--- PROBLEM STATEMENT ---
Count the lines below that contain the word "smartphone", and report only that number.
● ● ● ●
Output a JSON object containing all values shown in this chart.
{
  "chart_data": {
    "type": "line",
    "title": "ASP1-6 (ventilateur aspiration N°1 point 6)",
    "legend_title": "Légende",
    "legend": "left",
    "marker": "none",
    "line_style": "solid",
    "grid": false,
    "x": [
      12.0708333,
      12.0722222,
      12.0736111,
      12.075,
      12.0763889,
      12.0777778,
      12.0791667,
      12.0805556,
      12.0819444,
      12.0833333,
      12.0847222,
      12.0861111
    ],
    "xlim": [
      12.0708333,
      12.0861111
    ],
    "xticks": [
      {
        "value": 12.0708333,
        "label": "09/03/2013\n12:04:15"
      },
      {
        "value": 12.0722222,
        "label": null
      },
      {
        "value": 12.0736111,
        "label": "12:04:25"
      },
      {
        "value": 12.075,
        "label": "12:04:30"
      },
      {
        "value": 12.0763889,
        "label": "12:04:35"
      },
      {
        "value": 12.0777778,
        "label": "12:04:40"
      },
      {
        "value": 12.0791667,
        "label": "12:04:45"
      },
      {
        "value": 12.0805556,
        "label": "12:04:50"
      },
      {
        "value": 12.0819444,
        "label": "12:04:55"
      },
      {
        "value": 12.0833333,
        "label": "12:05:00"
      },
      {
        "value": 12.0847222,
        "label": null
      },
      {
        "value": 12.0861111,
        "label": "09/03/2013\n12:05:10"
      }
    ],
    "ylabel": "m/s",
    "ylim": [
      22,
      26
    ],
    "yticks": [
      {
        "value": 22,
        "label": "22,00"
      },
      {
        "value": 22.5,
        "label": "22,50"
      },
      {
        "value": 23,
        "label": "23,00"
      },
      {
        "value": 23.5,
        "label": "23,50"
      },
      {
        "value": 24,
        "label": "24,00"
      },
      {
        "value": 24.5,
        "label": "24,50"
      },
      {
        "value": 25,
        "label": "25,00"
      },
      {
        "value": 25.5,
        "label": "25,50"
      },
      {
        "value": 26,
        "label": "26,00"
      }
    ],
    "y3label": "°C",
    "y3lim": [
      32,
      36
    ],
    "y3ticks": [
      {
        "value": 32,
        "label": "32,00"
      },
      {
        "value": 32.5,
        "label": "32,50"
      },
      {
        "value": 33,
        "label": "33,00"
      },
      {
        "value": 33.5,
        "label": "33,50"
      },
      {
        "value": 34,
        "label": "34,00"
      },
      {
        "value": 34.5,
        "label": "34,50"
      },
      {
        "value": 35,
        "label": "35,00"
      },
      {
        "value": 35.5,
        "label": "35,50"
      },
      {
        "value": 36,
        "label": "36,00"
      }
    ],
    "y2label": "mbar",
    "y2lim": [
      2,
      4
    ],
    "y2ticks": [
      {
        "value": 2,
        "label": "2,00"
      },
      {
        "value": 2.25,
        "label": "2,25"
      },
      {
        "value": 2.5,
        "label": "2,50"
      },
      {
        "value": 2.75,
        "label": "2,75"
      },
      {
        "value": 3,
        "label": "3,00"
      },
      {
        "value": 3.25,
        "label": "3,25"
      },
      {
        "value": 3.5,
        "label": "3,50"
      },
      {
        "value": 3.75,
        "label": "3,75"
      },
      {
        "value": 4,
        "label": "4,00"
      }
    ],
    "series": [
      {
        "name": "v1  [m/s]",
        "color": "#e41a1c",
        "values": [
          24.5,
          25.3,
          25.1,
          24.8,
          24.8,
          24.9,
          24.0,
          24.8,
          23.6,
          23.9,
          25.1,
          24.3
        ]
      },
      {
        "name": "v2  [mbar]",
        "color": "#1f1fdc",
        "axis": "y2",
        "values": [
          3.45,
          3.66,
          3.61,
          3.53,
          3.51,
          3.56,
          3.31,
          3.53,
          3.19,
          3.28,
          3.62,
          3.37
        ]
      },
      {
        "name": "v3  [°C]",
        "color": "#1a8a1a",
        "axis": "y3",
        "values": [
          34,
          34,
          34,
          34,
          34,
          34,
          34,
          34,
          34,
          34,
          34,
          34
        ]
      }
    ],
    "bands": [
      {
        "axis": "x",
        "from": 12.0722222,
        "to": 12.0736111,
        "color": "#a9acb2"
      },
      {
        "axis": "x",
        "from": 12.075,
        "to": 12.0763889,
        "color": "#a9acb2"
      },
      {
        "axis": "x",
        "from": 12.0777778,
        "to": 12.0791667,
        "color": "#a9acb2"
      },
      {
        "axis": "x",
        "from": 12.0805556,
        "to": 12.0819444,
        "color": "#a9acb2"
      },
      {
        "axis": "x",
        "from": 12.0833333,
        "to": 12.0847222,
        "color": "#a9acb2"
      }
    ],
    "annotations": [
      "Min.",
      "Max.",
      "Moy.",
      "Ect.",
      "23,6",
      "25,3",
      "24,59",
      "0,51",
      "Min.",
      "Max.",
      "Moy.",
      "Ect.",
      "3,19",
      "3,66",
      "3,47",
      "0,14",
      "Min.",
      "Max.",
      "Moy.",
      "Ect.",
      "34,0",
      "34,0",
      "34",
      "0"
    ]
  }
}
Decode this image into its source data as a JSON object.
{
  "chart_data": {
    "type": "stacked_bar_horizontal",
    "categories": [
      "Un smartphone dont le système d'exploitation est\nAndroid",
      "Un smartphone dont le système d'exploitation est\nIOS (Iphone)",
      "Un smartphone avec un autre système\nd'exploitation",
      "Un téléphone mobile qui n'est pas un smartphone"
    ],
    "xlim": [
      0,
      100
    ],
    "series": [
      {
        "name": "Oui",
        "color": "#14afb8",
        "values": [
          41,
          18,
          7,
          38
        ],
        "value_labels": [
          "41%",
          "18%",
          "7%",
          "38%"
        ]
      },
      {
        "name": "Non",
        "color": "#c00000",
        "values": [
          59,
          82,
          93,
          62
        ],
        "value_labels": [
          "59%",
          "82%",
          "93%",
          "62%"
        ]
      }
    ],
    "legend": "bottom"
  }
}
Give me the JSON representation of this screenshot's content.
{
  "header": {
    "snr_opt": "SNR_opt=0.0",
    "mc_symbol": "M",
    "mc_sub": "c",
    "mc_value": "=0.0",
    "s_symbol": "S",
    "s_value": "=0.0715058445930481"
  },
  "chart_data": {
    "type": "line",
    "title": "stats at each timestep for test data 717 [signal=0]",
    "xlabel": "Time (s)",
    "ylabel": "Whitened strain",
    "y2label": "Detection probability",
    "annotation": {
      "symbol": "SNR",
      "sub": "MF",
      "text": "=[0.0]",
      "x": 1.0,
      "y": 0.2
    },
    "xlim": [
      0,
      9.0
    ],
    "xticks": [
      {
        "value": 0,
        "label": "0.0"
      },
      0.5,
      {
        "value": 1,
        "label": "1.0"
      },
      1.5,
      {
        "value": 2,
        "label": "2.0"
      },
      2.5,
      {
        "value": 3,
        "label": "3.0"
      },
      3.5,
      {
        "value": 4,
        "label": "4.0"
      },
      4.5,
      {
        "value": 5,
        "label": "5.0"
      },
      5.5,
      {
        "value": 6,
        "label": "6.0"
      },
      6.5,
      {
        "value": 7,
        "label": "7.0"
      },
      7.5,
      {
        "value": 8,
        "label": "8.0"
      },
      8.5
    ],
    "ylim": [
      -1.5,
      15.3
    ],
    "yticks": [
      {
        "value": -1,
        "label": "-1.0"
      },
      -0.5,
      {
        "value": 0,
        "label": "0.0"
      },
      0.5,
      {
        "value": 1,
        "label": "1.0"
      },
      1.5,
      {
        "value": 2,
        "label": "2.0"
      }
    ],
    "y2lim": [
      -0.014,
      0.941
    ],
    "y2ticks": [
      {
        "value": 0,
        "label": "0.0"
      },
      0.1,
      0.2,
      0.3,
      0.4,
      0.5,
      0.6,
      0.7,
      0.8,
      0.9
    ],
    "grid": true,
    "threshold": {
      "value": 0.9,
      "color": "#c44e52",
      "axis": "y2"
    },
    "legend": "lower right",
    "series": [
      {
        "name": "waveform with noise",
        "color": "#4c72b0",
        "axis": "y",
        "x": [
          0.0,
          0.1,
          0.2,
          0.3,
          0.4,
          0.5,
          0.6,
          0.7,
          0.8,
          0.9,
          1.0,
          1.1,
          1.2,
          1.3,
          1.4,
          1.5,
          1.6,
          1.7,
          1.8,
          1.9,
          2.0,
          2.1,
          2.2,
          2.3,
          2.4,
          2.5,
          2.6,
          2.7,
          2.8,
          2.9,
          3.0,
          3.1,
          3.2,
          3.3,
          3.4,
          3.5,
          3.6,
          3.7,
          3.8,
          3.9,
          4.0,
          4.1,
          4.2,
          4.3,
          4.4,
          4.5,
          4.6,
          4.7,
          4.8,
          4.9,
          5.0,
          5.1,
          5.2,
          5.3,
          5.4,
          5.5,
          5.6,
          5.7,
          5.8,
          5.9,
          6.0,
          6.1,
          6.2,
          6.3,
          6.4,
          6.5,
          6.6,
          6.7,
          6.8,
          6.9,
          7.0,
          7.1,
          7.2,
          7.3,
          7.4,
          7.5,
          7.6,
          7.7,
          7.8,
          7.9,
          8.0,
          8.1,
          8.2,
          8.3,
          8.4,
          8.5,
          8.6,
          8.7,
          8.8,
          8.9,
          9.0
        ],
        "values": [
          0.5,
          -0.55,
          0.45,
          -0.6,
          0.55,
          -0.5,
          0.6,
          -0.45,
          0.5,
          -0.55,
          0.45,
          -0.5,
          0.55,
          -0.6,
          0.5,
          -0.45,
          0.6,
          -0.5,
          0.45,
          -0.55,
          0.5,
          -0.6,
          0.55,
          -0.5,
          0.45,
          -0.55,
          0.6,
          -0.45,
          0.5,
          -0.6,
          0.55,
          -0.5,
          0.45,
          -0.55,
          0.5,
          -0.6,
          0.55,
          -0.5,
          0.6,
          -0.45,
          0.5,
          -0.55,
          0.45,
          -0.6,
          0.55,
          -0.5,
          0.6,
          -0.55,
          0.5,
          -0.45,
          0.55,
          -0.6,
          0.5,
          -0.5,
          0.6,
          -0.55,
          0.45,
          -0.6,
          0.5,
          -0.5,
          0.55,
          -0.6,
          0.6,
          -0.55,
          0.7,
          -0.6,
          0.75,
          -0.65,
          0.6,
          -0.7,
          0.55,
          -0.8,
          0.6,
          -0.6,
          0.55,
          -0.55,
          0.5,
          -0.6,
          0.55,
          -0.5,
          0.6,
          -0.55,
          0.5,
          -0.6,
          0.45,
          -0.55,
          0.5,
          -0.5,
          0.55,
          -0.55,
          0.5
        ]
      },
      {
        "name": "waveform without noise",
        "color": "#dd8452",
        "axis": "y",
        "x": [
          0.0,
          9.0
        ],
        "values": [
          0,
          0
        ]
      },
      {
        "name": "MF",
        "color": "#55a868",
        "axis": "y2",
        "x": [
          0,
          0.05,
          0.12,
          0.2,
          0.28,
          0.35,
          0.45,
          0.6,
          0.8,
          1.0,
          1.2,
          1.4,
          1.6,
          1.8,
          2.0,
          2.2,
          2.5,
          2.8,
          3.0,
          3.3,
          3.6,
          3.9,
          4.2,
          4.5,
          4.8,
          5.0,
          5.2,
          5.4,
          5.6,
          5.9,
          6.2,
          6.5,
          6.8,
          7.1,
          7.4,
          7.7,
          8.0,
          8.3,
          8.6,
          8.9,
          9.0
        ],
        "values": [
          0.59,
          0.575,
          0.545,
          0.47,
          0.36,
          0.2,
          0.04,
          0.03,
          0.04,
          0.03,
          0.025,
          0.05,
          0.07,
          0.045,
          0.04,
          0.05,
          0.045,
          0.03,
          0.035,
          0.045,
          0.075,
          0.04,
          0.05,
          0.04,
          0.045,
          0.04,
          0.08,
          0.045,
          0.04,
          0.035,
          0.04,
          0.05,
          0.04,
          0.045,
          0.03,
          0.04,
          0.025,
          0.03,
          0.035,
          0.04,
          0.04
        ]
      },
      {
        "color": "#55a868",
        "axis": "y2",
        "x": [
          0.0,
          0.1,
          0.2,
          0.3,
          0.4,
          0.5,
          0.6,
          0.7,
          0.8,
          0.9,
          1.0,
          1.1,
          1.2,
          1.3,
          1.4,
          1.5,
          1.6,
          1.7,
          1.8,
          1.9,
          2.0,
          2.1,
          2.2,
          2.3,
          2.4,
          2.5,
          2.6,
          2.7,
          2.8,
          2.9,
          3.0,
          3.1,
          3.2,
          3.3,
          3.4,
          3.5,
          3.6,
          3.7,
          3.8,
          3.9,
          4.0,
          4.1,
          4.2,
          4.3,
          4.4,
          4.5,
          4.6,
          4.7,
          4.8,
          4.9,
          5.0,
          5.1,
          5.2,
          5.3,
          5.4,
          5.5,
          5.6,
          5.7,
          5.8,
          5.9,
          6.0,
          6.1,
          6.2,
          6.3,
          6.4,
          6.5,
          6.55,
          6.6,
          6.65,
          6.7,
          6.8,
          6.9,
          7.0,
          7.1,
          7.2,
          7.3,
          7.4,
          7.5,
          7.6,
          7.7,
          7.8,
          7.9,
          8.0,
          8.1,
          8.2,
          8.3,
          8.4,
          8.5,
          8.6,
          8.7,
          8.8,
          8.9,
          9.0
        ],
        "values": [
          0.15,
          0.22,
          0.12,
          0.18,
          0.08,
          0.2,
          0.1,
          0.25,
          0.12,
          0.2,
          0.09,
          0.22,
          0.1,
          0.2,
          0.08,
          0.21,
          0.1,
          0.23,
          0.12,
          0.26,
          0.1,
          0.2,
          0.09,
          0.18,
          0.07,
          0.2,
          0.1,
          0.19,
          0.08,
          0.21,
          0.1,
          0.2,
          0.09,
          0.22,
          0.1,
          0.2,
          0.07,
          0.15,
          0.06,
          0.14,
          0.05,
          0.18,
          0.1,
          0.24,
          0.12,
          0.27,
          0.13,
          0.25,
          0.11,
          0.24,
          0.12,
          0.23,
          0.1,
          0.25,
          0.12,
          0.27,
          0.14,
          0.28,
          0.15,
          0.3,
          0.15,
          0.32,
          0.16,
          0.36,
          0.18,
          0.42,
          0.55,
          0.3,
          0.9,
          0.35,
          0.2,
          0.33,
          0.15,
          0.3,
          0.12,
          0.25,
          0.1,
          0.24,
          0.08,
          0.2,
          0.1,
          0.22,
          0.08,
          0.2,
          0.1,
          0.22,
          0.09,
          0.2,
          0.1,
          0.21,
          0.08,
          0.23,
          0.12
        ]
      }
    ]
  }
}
● ● ● ●
--- REPLY TO THE TASK ---
4